-- Begin SELECTED TEXT --

Saturday, 2 April 2016

The last day of Daylight Saving

Nau mai, hoki mai and welcome back!

It's a pretty wet day here in Rotorua, so I'm tidying the school room.

My eldest son just came in and told me about Snoopavision.  He figured it was an April Fool's on YouTube.  I dunno, but it had me laughing.  I like the 3D effect.  Very cool.  I already shared this on the Romankids Homeschool Facebook page, so skip past this guys.


Okay, so I'm cleaning the school room.  I've held on to some drawings by tama 4, so I think I'll record them here ... so they can end up you know where ...



The trouble with discovering things well after they're done, sometimes the artist goes unknown. Tama 3 claimed this was done by tama 4, and vice versa.  We'll say it was a collaboration between the two, eh?

-- End SELECTED TEXT --

__REQUIREMENTS__:
a) Reproduce the blog post word for word, in full.
b) In the rows, take the part that opens with the line containing "y-axis-label: counts cm-2" and closes with the line containing "hatch-line [69, 20, 87, 38]", and write it out again with "series-line-green" changed to "series-line-blue", keeping everything else the same. Give only those lines.
The blog post has nothing to do with the rows.

-- Begin ROWS --

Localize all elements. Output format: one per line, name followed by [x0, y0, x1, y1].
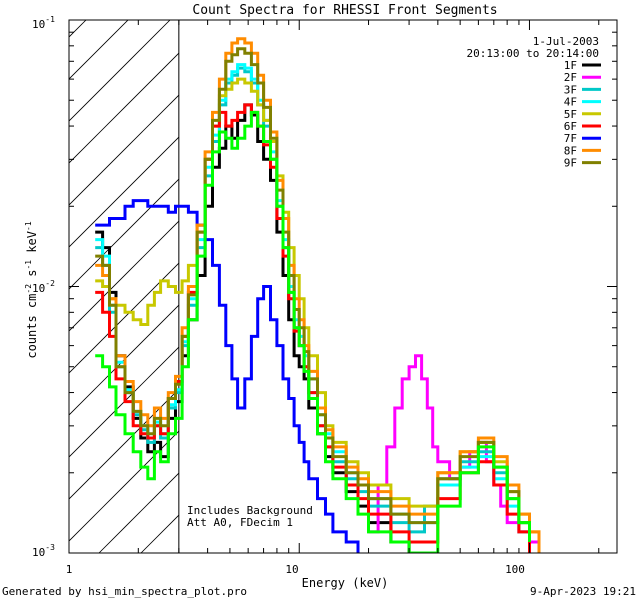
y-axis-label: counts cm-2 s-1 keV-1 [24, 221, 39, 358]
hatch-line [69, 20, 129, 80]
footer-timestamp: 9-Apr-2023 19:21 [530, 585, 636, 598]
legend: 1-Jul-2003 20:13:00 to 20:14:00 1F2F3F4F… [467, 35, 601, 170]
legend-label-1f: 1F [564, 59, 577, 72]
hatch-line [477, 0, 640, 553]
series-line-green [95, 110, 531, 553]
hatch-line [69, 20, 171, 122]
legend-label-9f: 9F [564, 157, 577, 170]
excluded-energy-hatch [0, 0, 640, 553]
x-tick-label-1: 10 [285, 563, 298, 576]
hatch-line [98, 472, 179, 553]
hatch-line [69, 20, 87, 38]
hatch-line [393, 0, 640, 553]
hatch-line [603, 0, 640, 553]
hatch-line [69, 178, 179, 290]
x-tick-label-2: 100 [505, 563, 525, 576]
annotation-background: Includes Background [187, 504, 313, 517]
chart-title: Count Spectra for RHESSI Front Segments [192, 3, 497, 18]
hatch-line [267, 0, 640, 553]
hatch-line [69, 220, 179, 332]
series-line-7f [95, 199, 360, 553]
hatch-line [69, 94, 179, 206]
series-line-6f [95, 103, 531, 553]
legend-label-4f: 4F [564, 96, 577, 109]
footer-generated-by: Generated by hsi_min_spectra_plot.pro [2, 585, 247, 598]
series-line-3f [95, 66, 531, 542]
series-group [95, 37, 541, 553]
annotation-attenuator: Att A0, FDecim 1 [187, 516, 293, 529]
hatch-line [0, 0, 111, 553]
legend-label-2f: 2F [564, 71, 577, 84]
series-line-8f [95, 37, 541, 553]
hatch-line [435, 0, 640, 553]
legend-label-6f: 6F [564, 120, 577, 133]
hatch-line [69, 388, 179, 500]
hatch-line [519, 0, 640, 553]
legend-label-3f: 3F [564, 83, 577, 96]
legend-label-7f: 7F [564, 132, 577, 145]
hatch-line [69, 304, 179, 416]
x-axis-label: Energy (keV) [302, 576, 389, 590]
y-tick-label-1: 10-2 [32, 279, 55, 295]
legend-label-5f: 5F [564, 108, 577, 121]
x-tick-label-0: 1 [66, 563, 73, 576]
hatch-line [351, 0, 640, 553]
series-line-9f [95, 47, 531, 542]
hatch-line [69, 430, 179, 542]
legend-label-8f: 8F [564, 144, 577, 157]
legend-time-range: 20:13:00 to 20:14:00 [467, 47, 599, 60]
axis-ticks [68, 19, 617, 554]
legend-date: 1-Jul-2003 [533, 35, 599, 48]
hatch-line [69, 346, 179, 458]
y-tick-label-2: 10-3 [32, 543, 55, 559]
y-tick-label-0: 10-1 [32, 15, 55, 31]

-- End ROWS --

__PROBLEM SOLUTIONS__:
a)
Saturday, 2 April 2016

The last day of Daylight Saving

Nau mai, hoki mai and welcome back!

It's a pretty wet day here in Rotorua, so I'm tidying the school room.

My eldest son just came in and told me about Snoopavision.  He figured it was an April Fool's on YouTube.  I dunno, but it had me laughing.  I like the 3D effect.  Very cool.  I already shared this on the Romankids Homeschool Facebook page, so skip past this guys.


Okay, so I'm cleaning the school room.  I've held on to some drawings by tama 4, so I think I'll record them here ... so they can end up you know where ...



The trouble with discovering things well after they're done, sometimes the artist goes unknown. Tama 3 claimed this was done by tama 4, and vice versa.  We'll say it was a collaboration between the two, eh?

b)
y-axis-label: counts cm-2 s-1 keV-1 [24, 221, 39, 358]
hatch-line [69, 20, 129, 80]
footer-timestamp: 9-Apr-2023 19:21 [530, 585, 636, 598]
legend: 1-Jul-2003 20:13:00 to 20:14:00 1F2F3F4F… [467, 35, 601, 170]
legend-label-1f: 1F [564, 59, 577, 72]
hatch-line [477, 0, 640, 553]
series-line-blue [95, 110, 531, 553]
hatch-line [69, 20, 171, 122]
legend-label-9f: 9F [564, 157, 577, 170]
excluded-energy-hatch [0, 0, 640, 553]
x-tick-label-1: 10 [285, 563, 298, 576]
hatch-line [98, 472, 179, 553]
hatch-line [69, 20, 87, 38]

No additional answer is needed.